# To be done:
Copy everything in the listing below word for word, apart from any images.

# Data in this exercise:
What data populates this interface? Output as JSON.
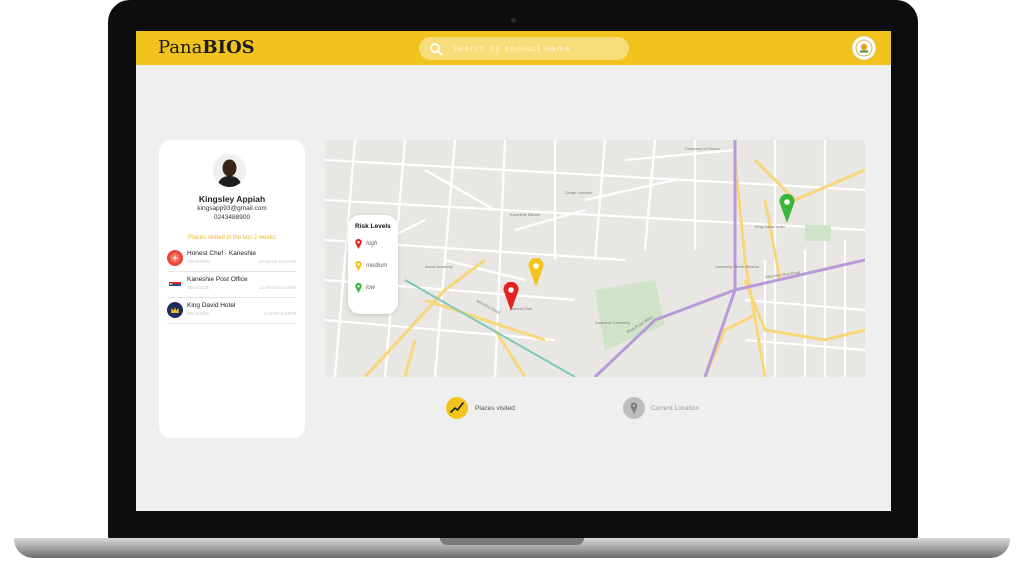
{
  "app": {
    "brand_regular": "Pana",
    "brand_bold": "BIOS"
  },
  "search": {
    "placeholder": "search by contact name",
    "value": ""
  },
  "profile": {
    "name": "Kingsley Appiah",
    "email": "kingsapp93@gmail.com",
    "phone": "0243488900",
    "visited_heading": "Places visited in the last 2 weeks"
  },
  "places": [
    {
      "name": "Honest Chef - Kaneshie",
      "date": "02/04/2020",
      "time": "10:34AM-11:02AM",
      "logo": "Honest Chef",
      "color": "#e8463a"
    },
    {
      "name": "Kaneshie Post Office",
      "date": "06/04/2020",
      "time": "11:34AM-11:54AM",
      "logo": "post-office-icon",
      "color": "#ffffff"
    },
    {
      "name": "King David Hotel",
      "date": "06/04/2020",
      "time": "3:34PM-5:04PM",
      "logo": "crown-icon",
      "color": "#1f2b5c"
    }
  ],
  "legend": {
    "title": "Risk Levels",
    "items": [
      {
        "label": "high",
        "color": "#e3211f"
      },
      {
        "label": "medium",
        "color": "#f2c31c"
      },
      {
        "label": "low",
        "color": "#3bb43a"
      }
    ]
  },
  "map_labels": {
    "accra_academy": "Accra Academy",
    "osu_cemetery": "Kaneshie Cemetery",
    "kingsway": "Winneba Road",
    "ring_road": "Ring Road West",
    "honest_chef": "Honest Chef",
    "king_david": "King David Hotel",
    "kaneshie_market": "Kaneshie Market",
    "abossey": "Abossey Okai Road",
    "university": "University Street Mission",
    "company": "Company of Ghana",
    "zongo": "Zongo Junction"
  },
  "actions": {
    "places_visited": "Places visited",
    "current_location": "Current Location"
  },
  "colors": {
    "accent": "#f2c31c",
    "high": "#e3211f",
    "medium": "#f2c31c",
    "low": "#3bb43a"
  }
}
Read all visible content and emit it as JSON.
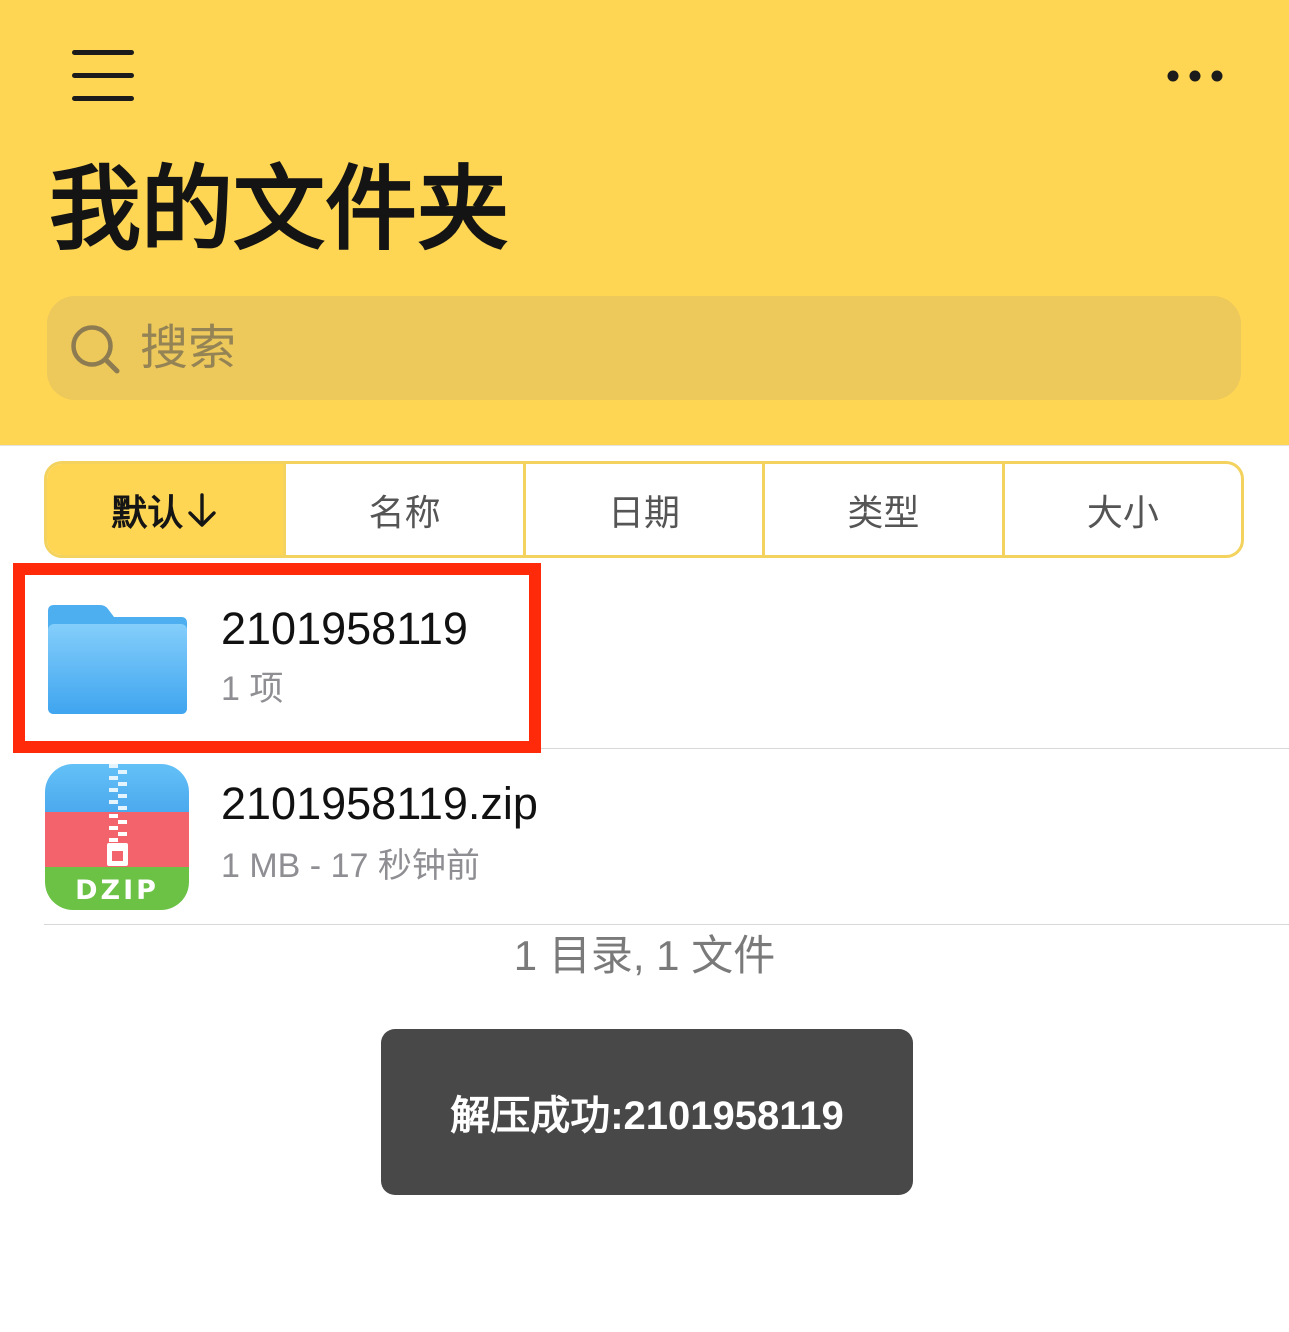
{
  "header": {
    "menu_icon": "hamburger-menu-icon",
    "more_icon": "more-horizontal-icon",
    "title": "我的文件夹"
  },
  "search": {
    "icon": "search-icon",
    "placeholder": "搜索"
  },
  "sort_tabs": [
    {
      "label": "默认",
      "icon": "arrow-down-icon",
      "selected": true
    },
    {
      "label": "名称",
      "selected": false
    },
    {
      "label": "日期",
      "selected": false
    },
    {
      "label": "类型",
      "selected": false
    },
    {
      "label": "大小",
      "selected": false
    }
  ],
  "files": [
    {
      "name": "2101958119",
      "detail": "1 项",
      "icon": "folder-icon",
      "highlighted": true
    },
    {
      "name": "2101958119.zip",
      "detail": "1 MB - 17 秒钟前",
      "icon": "zip-archive-icon",
      "icon_label": "DZIP",
      "highlighted": false
    }
  ],
  "summary": "1 目录, 1 文件",
  "toast": {
    "message": "解压成功:2101958119"
  },
  "colors": {
    "header_background": "#FED653",
    "search_background": "#EDC85A",
    "tab_border": "#F3D25D",
    "tab_selected_background": "#FED653",
    "highlight_border": "#FF2A0A",
    "toast_background": "#484848",
    "folder": "#4DAEF0"
  }
}
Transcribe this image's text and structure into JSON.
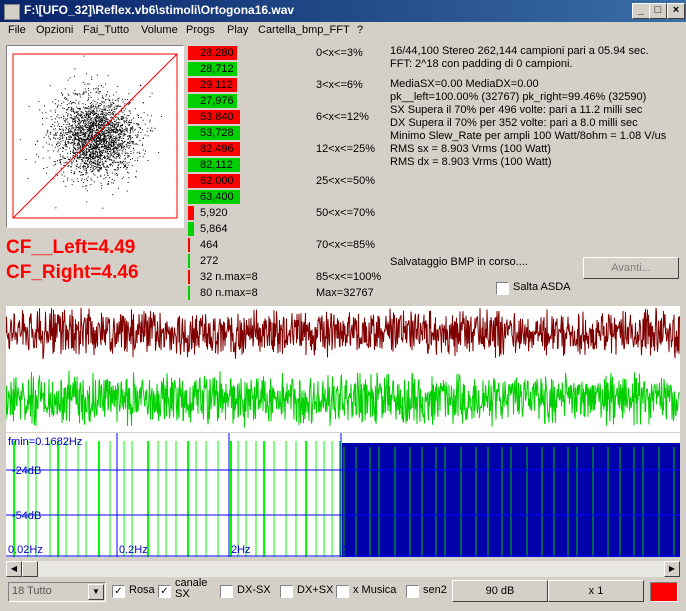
{
  "window": {
    "title": "F:\\[UFO_32]\\Reflex.vb6\\stimoli\\Ortogona16.wav",
    "min_glyph": "_",
    "max_glyph": "□",
    "close_glyph": "×"
  },
  "menu": [
    "File",
    "Opzioni",
    "Fai_Tutto",
    "Volume",
    "Progs",
    "Play",
    "Cartella_bmp_FFT",
    "?"
  ],
  "crest": {
    "left": "CF__Left=4.49",
    "right": "CF_Right=4.46"
  },
  "histogram": {
    "rows": [
      {
        "value": "28,280",
        "range": "0<x<=3%",
        "fill": 0.95,
        "color": "#ff0000"
      },
      {
        "value": "28,712",
        "range": "",
        "fill": 0.95,
        "color": "#00d000"
      },
      {
        "value": "29,112",
        "range": "3<x<=6%",
        "fill": 0.95,
        "color": "#ff0000"
      },
      {
        "value": "27,976",
        "range": "",
        "fill": 0.95,
        "color": "#00d000"
      },
      {
        "value": "53,840",
        "range": "6<x<=12%",
        "fill": 1.0,
        "color": "#ff0000"
      },
      {
        "value": "53,728",
        "range": "",
        "fill": 1.0,
        "color": "#00d000"
      },
      {
        "value": "82,496",
        "range": "12<x<=25%",
        "fill": 1.0,
        "color": "#ff0000"
      },
      {
        "value": "82,112",
        "range": "",
        "fill": 1.0,
        "color": "#00d000"
      },
      {
        "value": "62,000",
        "range": "25<x<=50%",
        "fill": 1.0,
        "color": "#ff0000"
      },
      {
        "value": "63,400",
        "range": "",
        "fill": 1.0,
        "color": "#00d000"
      },
      {
        "value": "5,920",
        "range": "50<x<=70%",
        "fill": 0.12,
        "color": "#ff0000"
      },
      {
        "value": "5,864",
        "range": "",
        "fill": 0.12,
        "color": "#00d000"
      },
      {
        "value": "464",
        "range": "70<x<=85%",
        "fill": 0.02,
        "color": "#ff0000"
      },
      {
        "value": "272",
        "range": "",
        "fill": 0.02,
        "color": "#00d000"
      },
      {
        "value": "32 n.max=8",
        "range": "85<x<=100%",
        "fill": 0.02,
        "color": "#ff0000"
      },
      {
        "value": "80 n.max=8",
        "range": "Max=32767",
        "fill": 0.02,
        "color": "#00d000"
      }
    ]
  },
  "info_top": [
    "16/44,100 Stereo 262,144 campioni pari a 05.94 sec.",
    "FFT: 2^18 con padding di 0 campioni."
  ],
  "info_main": [
    "MediaSX=0.00  MediaDX=0.00",
    "pk__left=100.00% (32767)  pk_right=99.46% (32590)",
    "SX Supera il 70% per 496 volte: pari a 11.2 milli sec",
    "DX Supera il 70% per 352 volte: pari a 8.0 milli sec",
    "Minimo Slew_Rate per ampli 100 Watt/8ohm = 1.08 V/us",
    "RMS sx = 8.903 Vrms (100 Watt)",
    "RMS dx = 8.903 Vrms (100 Watt)"
  ],
  "save_status": "Salvataggio BMP in corso....",
  "avanti_label": "Avanti...",
  "salta_label": "Salta ASDA",
  "spectrum": {
    "fmin": "fmin=0.1682Hz",
    "db1": "-24dB",
    "db2": "-54dB",
    "x_labels": [
      "0.02Hz",
      "0.2Hz",
      "2Hz",
      "2"
    ]
  },
  "colors": {
    "waveform_left": "#800000",
    "waveform_right": "#00d000",
    "spectrum_fill": "#0000aa",
    "spectrum_line": "#00ff00",
    "grid": "#0000ff",
    "indicator": "#ff0000"
  },
  "bottom": {
    "select_value": "18 Tutto",
    "rosa": "Rosa",
    "canale": "canale SX",
    "dxsx": "DX-SX",
    "dxpsx": "DX+SX",
    "xmusica": "x Musica",
    "sen2": "sen2",
    "db_btn": "90 dB",
    "x_btn": "x 1"
  },
  "checks": {
    "rosa": true,
    "canale": true,
    "dxsx": false,
    "dxpsx": false,
    "xmusica": false,
    "sen2": false,
    "salta": false
  }
}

# Answer to this problem:
What data populates this interface? Output as JSON.
{
  "app": {
    "brand_regular": "Pana",
    "brand_bold": "BIOS"
  },
  "search": {
    "placeholder": "search by contact name",
    "value": ""
  },
  "profile": {
    "name": "Kingsley Appiah",
    "email": "kingsapp93@gmail.com",
    "phone": "0243488900",
    "visited_heading": "Places visited in the last 2 weeks"
  },
  "places": [
    {
      "name": "Honest Chef - Kaneshie",
      "date": "02/04/2020",
      "time": "10:34AM-11:02AM",
      "logo": "Honest Chef",
      "color": "#e8463a"
    },
    {
      "name": "Kaneshie Post Office",
      "date": "06/04/2020",
      "time": "11:34AM-11:54AM",
      "logo": "post-office-icon",
      "color": "#ffffff"
    },
    {
      "name": "King David Hotel",
      "date": "06/04/2020",
      "time": "3:34PM-5:04PM",
      "logo": "crown-icon",
      "color": "#1f2b5c"
    }
  ],
  "legend": {
    "title": "Risk Levels",
    "items": [
      {
        "label": "high",
        "color": "#e3211f"
      },
      {
        "label": "medium",
        "color": "#f2c31c"
      },
      {
        "label": "low",
        "color": "#3bb43a"
      }
    ]
  },
  "map_labels": {
    "accra_academy": "Accra Academy",
    "osu_cemetery": "Kaneshie Cemetery",
    "kingsway": "Winneba Road",
    "ring_road": "Ring Road West",
    "honest_chef": "Honest Chef",
    "king_david": "King David Hotel",
    "kaneshie_market": "Kaneshie Market",
    "abossey": "Abossey Okai Road",
    "university": "University Street Mission",
    "company": "Company of Ghana",
    "zongo": "Zongo Junction"
  },
  "actions": {
    "places_visited": "Places visited",
    "current_location": "Current Location"
  },
  "colors": {
    "accent": "#f2c31c",
    "high": "#e3211f",
    "medium": "#f2c31c",
    "low": "#3bb43a"
  }
}
Read all visible content and emit it as JSON.
{
  "header": {
    "menu_icon": "hamburger-menu-icon",
    "more_icon": "more-horizontal-icon",
    "title": "我的文件夹"
  },
  "search": {
    "icon": "search-icon",
    "placeholder": "搜索"
  },
  "sort_tabs": [
    {
      "label": "默认",
      "icon": "arrow-down-icon",
      "selected": true
    },
    {
      "label": "名称",
      "selected": false
    },
    {
      "label": "日期",
      "selected": false
    },
    {
      "label": "类型",
      "selected": false
    },
    {
      "label": "大小",
      "selected": false
    }
  ],
  "files": [
    {
      "name": "2101958119",
      "detail": "1 项",
      "icon": "folder-icon",
      "highlighted": true
    },
    {
      "name": "2101958119.zip",
      "detail": "1 MB - 17 秒钟前",
      "icon": "zip-archive-icon",
      "icon_label": "DZIP",
      "highlighted": false
    }
  ],
  "summary": "1 目录, 1 文件",
  "toast": {
    "message": "解压成功:2101958119"
  },
  "colors": {
    "header_background": "#FED653",
    "search_background": "#EDC85A",
    "tab_border": "#F3D25D",
    "tab_selected_background": "#FED653",
    "highlight_border": "#FF2A0A",
    "toast_background": "#484848",
    "folder": "#4DAEF0"
  }
}
Transcribe this image's text and structure into JSON.
{
  "window": {
    "title": "F:\\[UFO_32]\\Reflex.vb6\\stimoli\\Ortogona16.wav",
    "min_glyph": "_",
    "max_glyph": "□",
    "close_glyph": "×"
  },
  "menu": [
    "File",
    "Opzioni",
    "Fai_Tutto",
    "Volume",
    "Progs",
    "Play",
    "Cartella_bmp_FFT",
    "?"
  ],
  "crest": {
    "left": "CF__Left=4.49",
    "right": "CF_Right=4.46"
  },
  "histogram": {
    "rows": [
      {
        "value": "28,280",
        "range": "0<x<=3%",
        "fill": 0.95,
        "color": "#ff0000"
      },
      {
        "value": "28,712",
        "range": "",
        "fill": 0.95,
        "color": "#00d000"
      },
      {
        "value": "29,112",
        "range": "3<x<=6%",
        "fill": 0.95,
        "color": "#ff0000"
      },
      {
        "value": "27,976",
        "range": "",
        "fill": 0.95,
        "color": "#00d000"
      },
      {
        "value": "53,840",
        "range": "6<x<=12%",
        "fill": 1.0,
        "color": "#ff0000"
      },
      {
        "value": "53,728",
        "range": "",
        "fill": 1.0,
        "color": "#00d000"
      },
      {
        "value": "82,496",
        "range": "12<x<=25%",
        "fill": 1.0,
        "color": "#ff0000"
      },
      {
        "value": "82,112",
        "range": "",
        "fill": 1.0,
        "color": "#00d000"
      },
      {
        "value": "62,000",
        "range": "25<x<=50%",
        "fill": 1.0,
        "color": "#ff0000"
      },
      {
        "value": "63,400",
        "range": "",
        "fill": 1.0,
        "color": "#00d000"
      },
      {
        "value": "5,920",
        "range": "50<x<=70%",
        "fill": 0.12,
        "color": "#ff0000"
      },
      {
        "value": "5,864",
        "range": "",
        "fill": 0.12,
        "color": "#00d000"
      },
      {
        "value": "464",
        "range": "70<x<=85%",
        "fill": 0.02,
        "color": "#ff0000"
      },
      {
        "value": "272",
        "range": "",
        "fill": 0.02,
        "color": "#00d000"
      },
      {
        "value": "32 n.max=8",
        "range": "85<x<=100%",
        "fill": 0.02,
        "color": "#ff0000"
      },
      {
        "value": "80 n.max=8",
        "range": "Max=32767",
        "fill": 0.02,
        "color": "#00d000"
      }
    ]
  },
  "info_top": [
    "16/44,100 Stereo 262,144 campioni pari a 05.94 sec.",
    "FFT: 2^18 con padding di 0 campioni."
  ],
  "info_main": [
    "MediaSX=0.00  MediaDX=0.00",
    "pk__left=100.00% (32767)  pk_right=99.46% (32590)",
    "SX Supera il 70% per 496 volte: pari a 11.2 milli sec",
    "DX Supera il 70% per 352 volte: pari a 8.0 milli sec",
    "Minimo Slew_Rate per ampli 100 Watt/8ohm = 1.08 V/us",
    "RMS sx = 8.903 Vrms (100 Watt)",
    "RMS dx = 8.903 Vrms (100 Watt)"
  ],
  "save_status": "Salvataggio BMP in corso....",
  "avanti_label": "Avanti...",
  "salta_label": "Salta ASDA",
  "spectrum": {
    "fmin": "fmin=0.1682Hz",
    "db1": "-24dB",
    "db2": "-54dB",
    "x_labels": [
      "0.02Hz",
      "0.2Hz",
      "2Hz",
      "2"
    ]
  },
  "colors": {
    "waveform_left": "#800000",
    "waveform_right": "#00d000",
    "spectrum_fill": "#0000aa",
    "spectrum_line": "#00ff00",
    "grid": "#0000ff",
    "indicator": "#ff0000"
  },
  "bottom": {
    "select_value": "18 Tutto",
    "rosa": "Rosa",
    "canale": "canale SX",
    "dxsx": "DX-SX",
    "dxpsx": "DX+SX",
    "xmusica": "x Musica",
    "sen2": "sen2",
    "db_btn": "90 dB",
    "x_btn": "x 1"
  },
  "checks": {
    "rosa": true,
    "canale": true,
    "dxsx": false,
    "dxpsx": false,
    "xmusica": false,
    "sen2": false,
    "salta": false
  }
}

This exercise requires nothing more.